GOAL >>
Copy nothing but the text: reproduce each line of the listing exactly and leave the pictures out.

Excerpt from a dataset

[start]

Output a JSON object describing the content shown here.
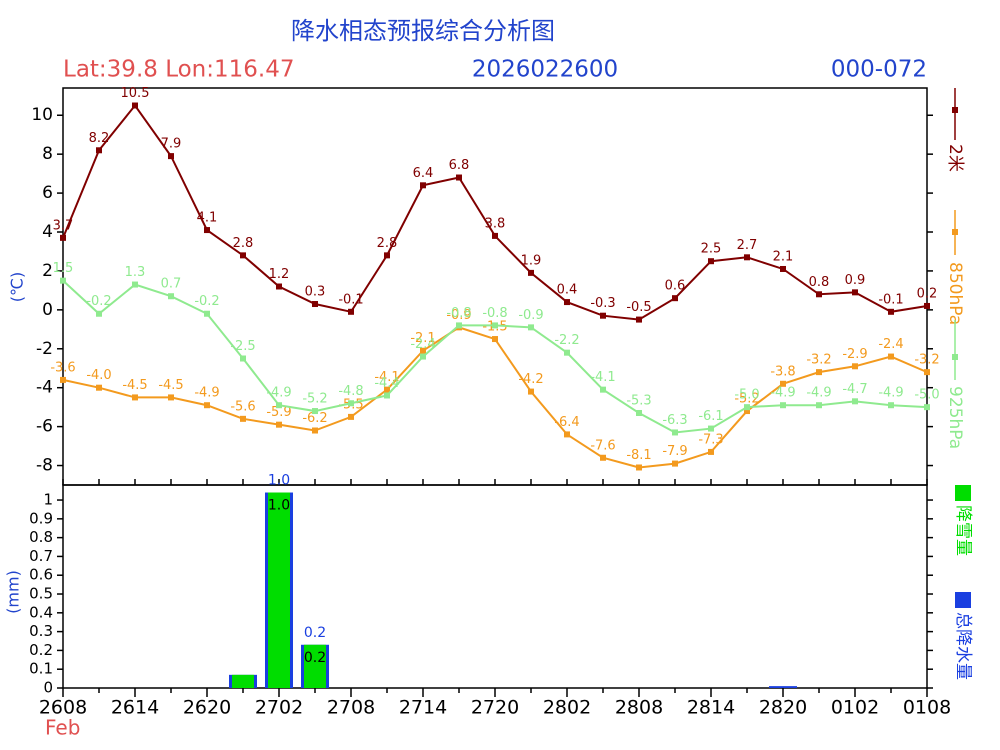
{
  "chart_data": [
    {
      "type": "line",
      "title": "降水相态预报综合分析图",
      "location": "Lat:39.8 Lon:116.47",
      "init_time": "2026022600",
      "forecast_range": "000-072",
      "ylabel": "(℃)",
      "ylim": [
        -9,
        11.4
      ],
      "yticks": [
        -8,
        -6,
        -4,
        -2,
        0,
        2,
        4,
        6,
        8,
        10
      ],
      "series": [
        {
          "name": "2米",
          "color": "#800000",
          "values": [
            3.7,
            8.2,
            10.5,
            7.9,
            4.1,
            2.8,
            1.2,
            0.3,
            -0.1,
            2.8,
            6.4,
            6.8,
            3.8,
            1.9,
            0.4,
            -0.3,
            -0.5,
            0.6,
            2.5,
            2.7,
            2.1,
            0.8,
            0.9,
            -0.1,
            0.2
          ],
          "value_labels": [
            "3.7",
            "8.2",
            "10.5",
            "7.9",
            "4.1",
            "2.8",
            "1.2",
            "0.3",
            "-0.1",
            "2.8",
            "6.4",
            "6.8",
            "3.8",
            "1.9",
            "0.4",
            "-0.3",
            "-0.5",
            "0.6",
            "2.5",
            "2.7",
            "2.1",
            "0.8",
            "0.9",
            "-0.1",
            "0.2"
          ]
        },
        {
          "name": "850hPa",
          "color": "#f39a1e",
          "values": [
            -3.6,
            -4.0,
            -4.5,
            -4.5,
            -4.9,
            -5.6,
            -5.9,
            -6.2,
            -5.5,
            -4.1,
            -2.1,
            -0.9,
            -1.5,
            -4.2,
            -6.4,
            -7.6,
            -8.1,
            -7.9,
            -7.3,
            -5.2,
            -3.8,
            -3.2,
            -2.9,
            -2.4,
            -3.2
          ],
          "value_labels": [
            "-3.6",
            "-4.0",
            "-4.5",
            "-4.5",
            "-4.9",
            "-5.6",
            "-5.9",
            "-6.2",
            "-5.5",
            "-4.1",
            "-2.1",
            "-0.9",
            "-1.5",
            "-4.2",
            "-6.4",
            "-7.6",
            "-8.1",
            "-7.9",
            "-7.3",
            "-5.2",
            "-3.8",
            "-3.2",
            "-2.9",
            "-2.4",
            "-3.2"
          ]
        },
        {
          "name": "925hPa",
          "color": "#8fea8f",
          "values": [
            1.5,
            -0.2,
            1.3,
            0.7,
            -0.2,
            -2.5,
            -4.9,
            -5.2,
            -4.8,
            -4.4,
            -2.4,
            -0.8,
            -0.8,
            -0.9,
            -2.2,
            -4.1,
            -5.3,
            -6.3,
            -6.1,
            -5.0,
            -4.9,
            -4.9,
            -4.7,
            -4.9,
            -5.0
          ],
          "value_labels": [
            "1.5",
            "-0.2",
            "1.3",
            "0.7",
            "-0.2",
            "-2.5",
            "-4.9",
            "-5.2",
            "-4.8",
            "-4.4",
            "-2.4",
            "-0.8",
            "-0.8",
            "-0.9",
            "-2.2",
            "-4.1",
            "-5.3",
            "-6.3",
            "-6.1",
            "-5.0",
            "-4.9",
            "-4.9",
            "-4.7",
            "-4.9",
            "-5.0"
          ]
        }
      ]
    },
    {
      "type": "bar",
      "ylabel": "(mm)",
      "xlabel": "Feb",
      "categories": [
        "2608",
        null,
        "2614",
        null,
        "2620",
        null,
        "2702",
        null,
        "2708",
        null,
        "2714",
        null,
        "2720",
        null,
        "2802",
        null,
        "2808",
        null,
        "2814",
        null,
        "2820",
        null,
        "0102",
        null,
        "0108"
      ],
      "ylim": [
        0,
        1.08
      ],
      "yticks": [
        0,
        0.1,
        0.2,
        0.3,
        0.4,
        0.5,
        0.6,
        0.7,
        0.8,
        0.9,
        1
      ],
      "series": [
        {
          "name": "总降水量",
          "color": "#1a3fe0",
          "values": [
            0,
            0,
            0,
            0,
            0,
            0.07,
            1.04,
            0.23,
            0,
            0,
            0,
            0,
            0,
            0,
            0,
            0,
            0,
            0,
            0,
            0,
            0.01,
            0,
            0,
            0,
            0
          ],
          "value_labels": [
            null,
            null,
            null,
            null,
            null,
            null,
            "1.0",
            "0.2",
            null,
            null,
            null,
            null,
            null,
            null,
            null,
            null,
            null,
            null,
            null,
            null,
            null,
            null,
            null,
            null,
            null
          ]
        },
        {
          "name": "降雪量",
          "color": "#00dd00",
          "values": [
            0,
            0,
            0,
            0,
            0,
            0.07,
            1.04,
            0.23,
            0,
            0,
            0,
            0,
            0,
            0,
            0,
            0,
            0,
            0,
            0,
            0,
            0,
            0,
            0,
            0,
            0
          ],
          "value_labels": [
            null,
            null,
            null,
            null,
            null,
            null,
            "1.0",
            "0.2",
            null,
            null,
            null,
            null,
            null,
            null,
            null,
            null,
            null,
            null,
            null,
            null,
            null,
            null,
            null,
            null,
            null
          ]
        }
      ]
    }
  ]
}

[end]

CORRECT OUTPUT >>
Output a JSON object describing the content shown here.
{
  "chart_data": [
    {
      "type": "line",
      "title": "降水相态预报综合分析图",
      "location": "Lat:39.8 Lon:116.47",
      "init_time": "2026022600",
      "forecast_range": "000-072",
      "ylabel": "(℃)",
      "ylim": [
        -9,
        11.4
      ],
      "yticks": [
        -8,
        -6,
        -4,
        -2,
        0,
        2,
        4,
        6,
        8,
        10
      ],
      "series": [
        {
          "name": "2米",
          "color": "#800000",
          "values": [
            3.7,
            8.2,
            10.5,
            7.9,
            4.1,
            2.8,
            1.2,
            0.3,
            -0.1,
            2.8,
            6.4,
            6.8,
            3.8,
            1.9,
            0.4,
            -0.3,
            -0.5,
            0.6,
            2.5,
            2.7,
            2.1,
            0.8,
            0.9,
            -0.1,
            0.2
          ],
          "value_labels": [
            "3.7",
            "8.2",
            "10.5",
            "7.9",
            "4.1",
            "2.8",
            "1.2",
            "0.3",
            "-0.1",
            "2.8",
            "6.4",
            "6.8",
            "3.8",
            "1.9",
            "0.4",
            "-0.3",
            "-0.5",
            "0.6",
            "2.5",
            "2.7",
            "2.1",
            "0.8",
            "0.9",
            "-0.1",
            "0.2"
          ]
        },
        {
          "name": "850hPa",
          "color": "#f39a1e",
          "values": [
            -3.6,
            -4.0,
            -4.5,
            -4.5,
            -4.9,
            -5.6,
            -5.9,
            -6.2,
            -5.5,
            -4.1,
            -2.1,
            -0.9,
            -1.5,
            -4.2,
            -6.4,
            -7.6,
            -8.1,
            -7.9,
            -7.3,
            -5.2,
            -3.8,
            -3.2,
            -2.9,
            -2.4,
            -3.2
          ],
          "value_labels": [
            "-3.6",
            "-4.0",
            "-4.5",
            "-4.5",
            "-4.9",
            "-5.6",
            "-5.9",
            "-6.2",
            "-5.5",
            "-4.1",
            "-2.1",
            "-0.9",
            "-1.5",
            "-4.2",
            "-6.4",
            "-7.6",
            "-8.1",
            "-7.9",
            "-7.3",
            "-5.2",
            "-3.8",
            "-3.2",
            "-2.9",
            "-2.4",
            "-3.2"
          ]
        },
        {
          "name": "925hPa",
          "color": "#8fea8f",
          "values": [
            1.5,
            -0.2,
            1.3,
            0.7,
            -0.2,
            -2.5,
            -4.9,
            -5.2,
            -4.8,
            -4.4,
            -2.4,
            -0.8,
            -0.8,
            -0.9,
            -2.2,
            -4.1,
            -5.3,
            -6.3,
            -6.1,
            -5.0,
            -4.9,
            -4.9,
            -4.7,
            -4.9,
            -5.0
          ],
          "value_labels": [
            "1.5",
            "-0.2",
            "1.3",
            "0.7",
            "-0.2",
            "-2.5",
            "-4.9",
            "-5.2",
            "-4.8",
            "-4.4",
            "-2.4",
            "-0.8",
            "-0.8",
            "-0.9",
            "-2.2",
            "-4.1",
            "-5.3",
            "-6.3",
            "-6.1",
            "-5.0",
            "-4.9",
            "-4.9",
            "-4.7",
            "-4.9",
            "-5.0"
          ]
        }
      ]
    },
    {
      "type": "bar",
      "ylabel": "(mm)",
      "xlabel": "Feb",
      "categories": [
        "2608",
        null,
        "2614",
        null,
        "2620",
        null,
        "2702",
        null,
        "2708",
        null,
        "2714",
        null,
        "2720",
        null,
        "2802",
        null,
        "2808",
        null,
        "2814",
        null,
        "2820",
        null,
        "0102",
        null,
        "0108"
      ],
      "ylim": [
        0,
        1.08
      ],
      "yticks": [
        0,
        0.1,
        0.2,
        0.3,
        0.4,
        0.5,
        0.6,
        0.7,
        0.8,
        0.9,
        1
      ],
      "series": [
        {
          "name": "总降水量",
          "color": "#1a3fe0",
          "values": [
            0,
            0,
            0,
            0,
            0,
            0.07,
            1.04,
            0.23,
            0,
            0,
            0,
            0,
            0,
            0,
            0,
            0,
            0,
            0,
            0,
            0,
            0.01,
            0,
            0,
            0,
            0
          ],
          "value_labels": [
            null,
            null,
            null,
            null,
            null,
            null,
            "1.0",
            "0.2",
            null,
            null,
            null,
            null,
            null,
            null,
            null,
            null,
            null,
            null,
            null,
            null,
            null,
            null,
            null,
            null,
            null
          ]
        },
        {
          "name": "降雪量",
          "color": "#00dd00",
          "values": [
            0,
            0,
            0,
            0,
            0,
            0.07,
            1.04,
            0.23,
            0,
            0,
            0,
            0,
            0,
            0,
            0,
            0,
            0,
            0,
            0,
            0,
            0,
            0,
            0,
            0,
            0
          ],
          "value_labels": [
            null,
            null,
            null,
            null,
            null,
            null,
            "1.0",
            "0.2",
            null,
            null,
            null,
            null,
            null,
            null,
            null,
            null,
            null,
            null,
            null,
            null,
            null,
            null,
            null,
            null,
            null
          ]
        }
      ]
    }
  ]
}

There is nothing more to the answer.